━━━━━ RECORDS SHOWN

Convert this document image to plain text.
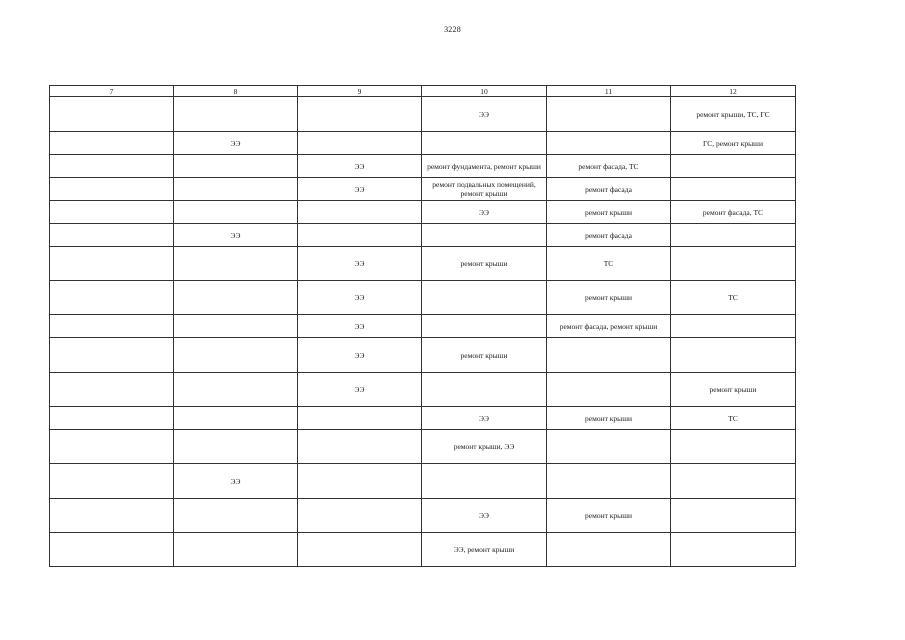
3228
7	8	9	10	11	12
			ЭЭ		ремонт крыши, ТС, ГС
	ЭЭ				ГС, ремонт крыши
		ЭЭ	ремонт фундамента, ремонт крыши	ремонт фасада, ТС	
		ЭЭ	ремонт подвальных помещений, ремонт крыши	ремонт фасада	
			ЭЭ	ремонт крыши	ремонт фасада, ТС
	ЭЭ			ремонт фасада	
		ЭЭ	ремонт крыши	ТС	
		ЭЭ		ремонт крыши	ТС
		ЭЭ		ремонт фасада, ремонт крыши	
		ЭЭ	ремонт крыши		
		ЭЭ			ремонт крыши
			ЭЭ	ремонт крыши	ТС
			ремонт крыши, ЭЭ		
	ЭЭ				
			ЭЭ	ремонт крыши	
			ЭЭ, ремонт крыши		
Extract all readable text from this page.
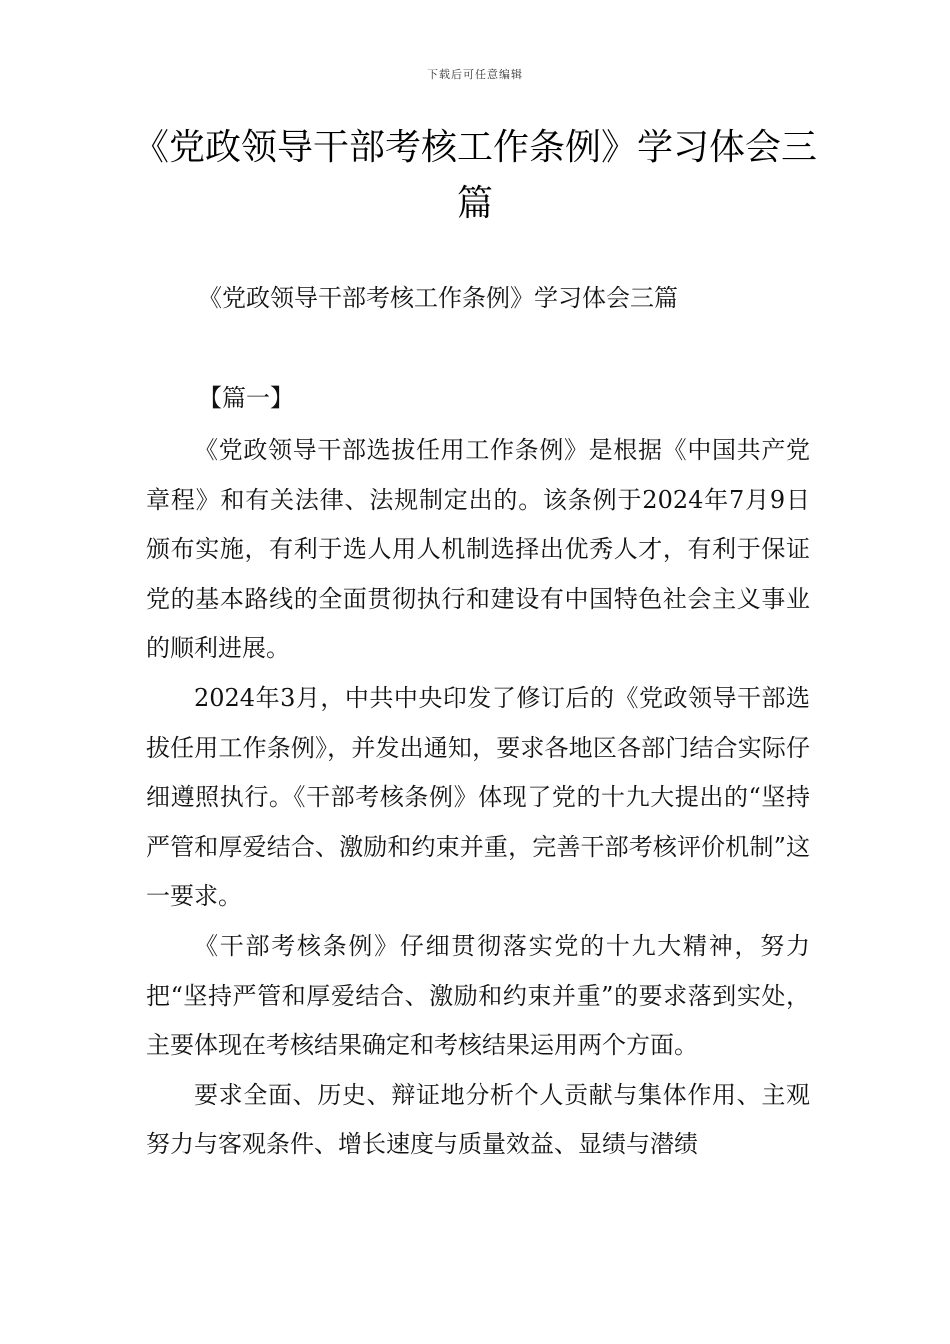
下载后可任意编辑
《党政领导干部考核工作条例》学习体会三篇

《党政领导干部考核工作条例》学习体会三篇

【篇一】

《党政领导干部选拔任用工作条例》是根据《中国共产党章程》和有关法律、法规制定出的。该条例于2024年7月9日颁布实施，有利于选人用人机制选择出优秀人才，有利于保证党的基本路线的全面贯彻执行和建设有中国特色社会主义事业的顺利进展。

2024年3月，中共中央印发了修订后的《党政领导干部选拔任用工作条例》，并发出通知，要求各地区各部门结合实际仔细遵照执行。《干部考核条例》体现了党的十九大提出的“坚持严管和厚爱结合、激励和约束并重，完善干部考核评价机制”这一要求。

《干部考核条例》仔细贯彻落实党的十九大精神，努力把“坚持严管和厚爱结合、激励和约束并重”的要求落到实处，主要体现在考核结果确定和考核结果运用两个方面。

要求全面、历史、辩证地分析个人贡献与集体作用、主观努力与客观条件、增长速度与质量效益、显绩与潜绩
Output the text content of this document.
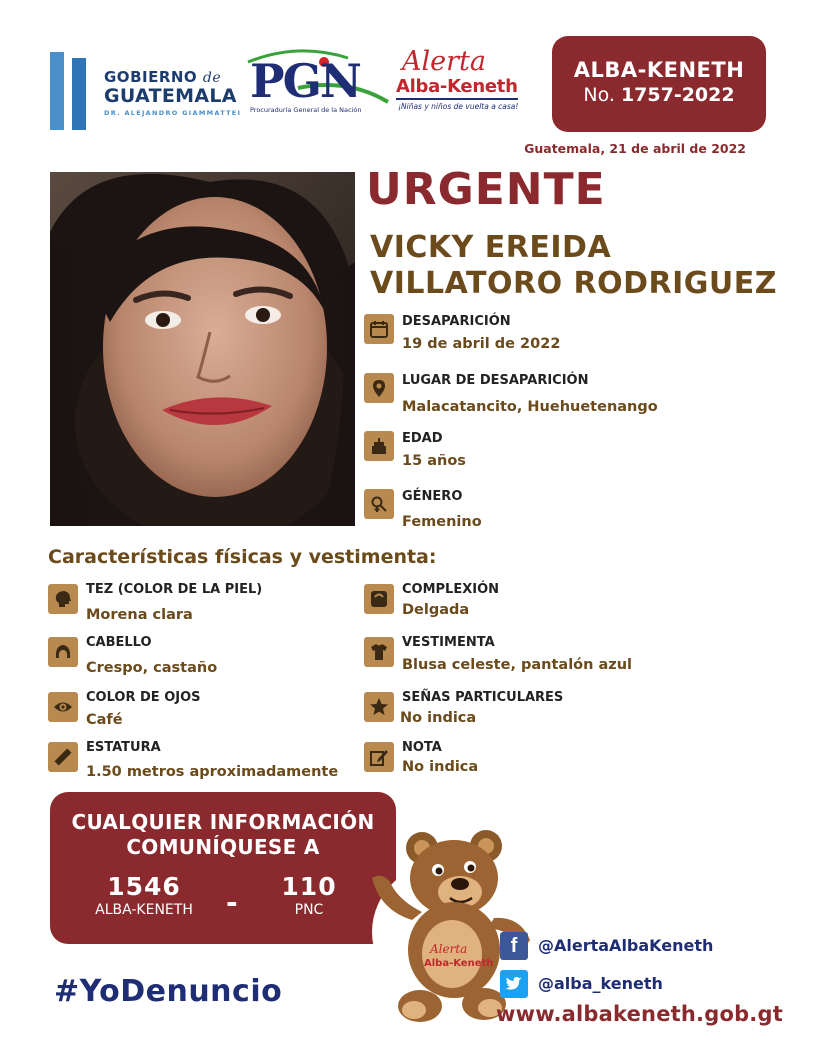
GOBIERNO de
GUATEMALA
DR. ALEJANDRO GIAMMATTEI
PGN
Procuraduría General de la Nación
Alerta
Alba-Keneth
¡Niñas y niños de vuelta a casa!
ALBA-KENETH
No. 1757-2022
Guatemala, 21 de abril de 2022
URGENTE
VICKY EREIDA
VILLATORO RODRIGUEZ
DESAPARICIÓN
19 de abril de 2022
LUGAR DE DESAPARICIÓN
Malacatancito, Huehuetenango
EDAD
15 años
GÉNERO
Femenino
Características físicas y vestimenta:
TEZ (COLOR DE LA PIEL)
Morena clara
CABELLO
Crespo, castaño
COLOR DE OJOS
Café
ESTATURA
1.50 metros aproximadamente
COMPLEXIÓN
Delgada
VESTIMENTA
Blusa celeste, pantalón azul
SEÑAS PARTICULARES
No indica
NOTA
No indica
CUALQUIER INFORMACIÓN
COMUNÍQUESE A
1546
ALBA-KENETH	-	110
PNC
#YoDenuncio
Alerta
Alba-Keneth
f	@AlertaAlbaKeneth
@alba_keneth
www.albakeneth.gob.gt
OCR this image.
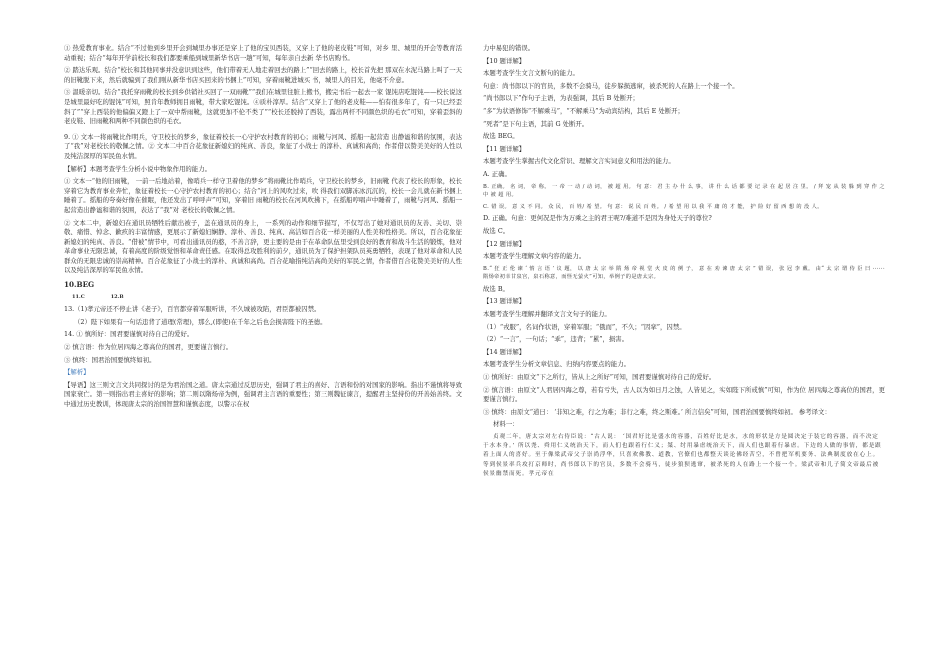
① 热爱教育事业。结合“不过他到乡里开会到城里办事还是穿上了他的宝贝西装，又穿上了他的老皮鞋”可知，对乡 里、城里的开会等教育活动重视；结合“每年开学前校长和我们都要乘船到城里新华书店一趟”可知，每年亲自去新 华书店购书。

② 踏达乐观。结合“校长和其他同事并没意识到这些，他们带着无人地走着回去的路上”“回去的路上，校长首先把 那双在水泥马路上叫了一天的旧靴脱下来，然后就骗到了我们刚从新华书店买回来的书捆上”可知，穿着雨靴进城买 书，城里人的目光，他毫不介意。

③ 温暖亲切。结合“我托穿雨靴的校长到乡供销社买回了一双雨靴”“我们在城里往脏上搬书，搬完书后一起去一家 馄饨店吃馄饨——校长说这是城里最好吃的馄饨”可知，照肯年教师拥目雨靴，带大家吃馄饨。④质朴淳厚。结合“又穿上了他的老皮鞋——怕有很多年了，有一只已经歪斜了”“穿上西装的他偏偏又蹬上了一双中帮雨靴，这就更加不伦不类了”“校长还脱掉了西装，露出两杆不同颜色织的毛衣”可知，穿着歪斜的老皮鞋、旧雨靴和两种不同颜色织的毛衣。

9. ① 文本一将雨靴比作明兵，守卫校长的梦乡，象征着校长一心守护农村教育的初心；雨靴与河风、摇船一起营造 出静谧和谐的氛围，表达了“我”对老校长的敬佩之情。② 文本二中百合花象征新媳妇的纯真、善良，象征了小战士 的淳朴、真诚和高尚；作者借以赞美美好的人性以及纯洁深厚的军民鱼水情。

【解析】本题考查学生分析小说中物象作用的能力。

① 文本一“他的旧雨靴， 一前一后地站着，像哨兵一样守卫着他的梦乡”将雨靴比作哨兵，守卫校长的梦乡，旧雨靴 代表了校长的形象，校长穿着它为教育事业奔忙，象征着校长一心守护农村教育的初心；结合“河上的风吹过来，吹 得我们双脚冻冰沉沉的，校长一会儿就在新书捆上睡着了。摇船的夸奏好像在催眠，他还发出了呼呼声”可知，穿着旧 雨靴的校长在河风吹拂下，在摇船哼唱声中睡着了，雨靴与河风、摇船一起营造出静谧和谐的氛围，表达了“我”对 老校长的敬佩之情。

② 文本二中，新媳妇在通讯员牺牲后献出被子，盖在通讯员的身上， 一系列的动作和细节描写，不仅写出了她对通讯员的友善、关切、崇敬、痛惜、悼念、歉疚的丰富情感，更展示了新媳妇娴静、淳朴、善良、纯真、高洁如百合花一样美丽的人性美和性格美。所以，百合花象征新媳妇的纯真、善良。“借被”情节中，可看出通讯员的憨，不善言辞，更主要的是由于在革命队伍里受到良好的教育和战斗生活的锻炼，他对革命事业无限忠诚，有着高度的阶级觉悟和革命责任感。在取得总攻胜利的前夕，通讯员为了保护担架队员英勇牺牲，表现了他对革命和人民群众的无限忠诚的崇高精神。百合花象征了小战士的淳朴、真诚和高尚。百合花喻指纯洁高尚美好的军民之情，作者借百合花赞美美好的人性以及纯洁深厚的军民鱼水情。

10.BEG
11.C	12.B

13.（1)孝元帝还不停止讲《老子》，百官都穿着军服听讲，不久城被攻陷，君臣都被囚禁。

（2）陛下如果有一句话违背了道理(常理)，那么,(即使)在千年之后也会损害陛下的圣德。

14. ① 慎所好：国君要谨慎对待自己的爱好。

② 慎言语：作为位居四海之尊高位的国君，更要谨言慎行。

③ 慎终：国君治国要慎终如初。

【解析】

【导语】这三则文言文共同探讨的是为君治国之道。唐太宗通过反思历史，强调了君主的喜好、言语和份的对国家的影响。指出不谨慎将导致国家衰亡。第一则指出君主喜好的影响；第二则以隋炀帝为例，强调君主言语的重要性；第三则魏征谏言，提醒君主坚持份的开善始善终。文中通过历史教训，体现唐太宗的治国智慧和谨慎态度，以警示在权

力中易犯的错误。

【10 题详解】

本题考查学生文言文断句的能力。

句意：尚书郎以下的官员，多数不会骑马，徒步躲损逃窜，被杀死的人在路上一个接一个。

“尚书郎以下”作句子主语，为表强调，其后 B 处断开；

“多”为状语修饰“不解乘马”，“不解乘马”为动宾结构，其后 E 处断开；

“死者”是下句主语，其前 G 处断开。

故选 BEG。

【11 题详解】

本题考查学生掌握古代文化常识、理解文言实词意义和用法的能力。

A. 正确。

B. 正确。 名 词， 帝 称。 一 帝 一 动 / 动 词， 被 超 用。 句 意： 君 主 办 什 么 事， 讲 什 么 话 都 要 记 录 在 起 居 注 里。 / 拜 宠 从 装 躲 到 穿 作 之 中 被 超 用。

C. 错 误。 意 义 不 同。 众 民， 百 姓/ 希 望。 句 意： 说 民 百 姓。 / 希 望 用 以 我 平 庸 的 才 能， 护 险 好 留 西 想 的 没 人。

D. 正确。句意：更何况是作为万乘之主的君王呢?/难道不是因为身处天子的尊位?

故选 C。

【12 题详解】

本题考查学生理解文章内容的能力。

B.“ 狂 正 伦 谏 ‘ 惰 言 语 ’ 议 题， 以 唐 太 宗 举 隋 炀 帝 视 堂 火 皮 的 例 子， 意 在 劝 谏 唐 太 宗 ” 错 误， 张 冠 李 戴。 由“ 太 宗 谓 侍 臣 曰 ······隋炀帝初幸甘泉宫，泉石称意，而怪无萤火”可知，举例子的是唐太宗。

故选 B。

【13 题详解】

本题考查学生理解并翻译文言文句子的能力。

（1）“戎服”，名词作状语，穿着军服；“俄而”，不久；“因挛”，囚禁。

（2）“一言”，一句话；“乖”，违背；“累”，损害。

【14 题详解】

本题考查学生分析文章信息、归纳内容要点的能力。

① 慎所好：由原文“下之所行，皆从上之所好”可知，国君要谨慎对待自己的爱好。

② 慎言语：由原文“人君居四海之尊，若有亏失，古人以为如日月之蚀，人皆见之，实如陛下所戒慎”可知，作为位 居四海之尊高位的国君，更要谨言慎行。

③ 慎终：由原文“道曰： ‘非知之难，行之为难；非行之难，终之斯难。’ 所言信矣”可知，国君治国要慎终如初。 参考译文：

材料一：

贞观二年，唐太宗对左右侍臣说：“古人说： ‘国君好比是盛水的容器，百姓好比是水，水的形状是方是圆决定于装它的容器，而不决定于水本身。’ 所以尧、舜用仁义统治天下，而人们也跟着行仁义；桀、纣用暴虐统治天下，而人们也跟着行暴虐。下边的人做的事情，都是跟着上面人的喜好。至于像梁武帝父子崇尚浮华，只喜欢佛教、道教，官僚们也都整天谈论佛经苦空，不曾把军机要务、法典制度放在心上。等到侯景率兵攻打京师时，尚书郎以下的官员，多数不会骑马，徒步狼狈逃窜，被杀死的人在路上一个接一个。梁武帝和儿子简文帝最后被侯景幽禁而死。孝元帝在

━━━━━━━━━━

JOB>
Find all lines where the word "被杀死的人在路上一个接一个" appears. Copy them.

COMPLETE OUTPUT>
句意：尚书郎以下的官员，多数不会骑马，徒步躲损逃窜，被杀死的人在路上一个接一个。
贞观二年，唐太宗对左右侍臣说：“古人说： ‘国君好比是盛水的容器，百姓好比是水，水的形状是方是圆决定于装它的容器，而不决定于水本身。’ 所以尧、舜用仁义统治天下，而人们也跟着行仁义；桀、纣用暴虐统治天下，而人们也跟着行暴虐。下边的人做的事情，都是跟着上面人的喜好。至于像梁武帝父子崇尚浮华，只喜欢佛教、道教，官僚们也都整天谈论佛经苦空，不曾把军机要务、法典制度放在心上。等到侯景率兵攻打京师时，尚书郎以下的官员，多数不会骑马，徒步狼狈逃窜，被杀死的人在路上一个接一个。梁武帝和儿子简文帝最后被侯景幽禁而死。孝元帝在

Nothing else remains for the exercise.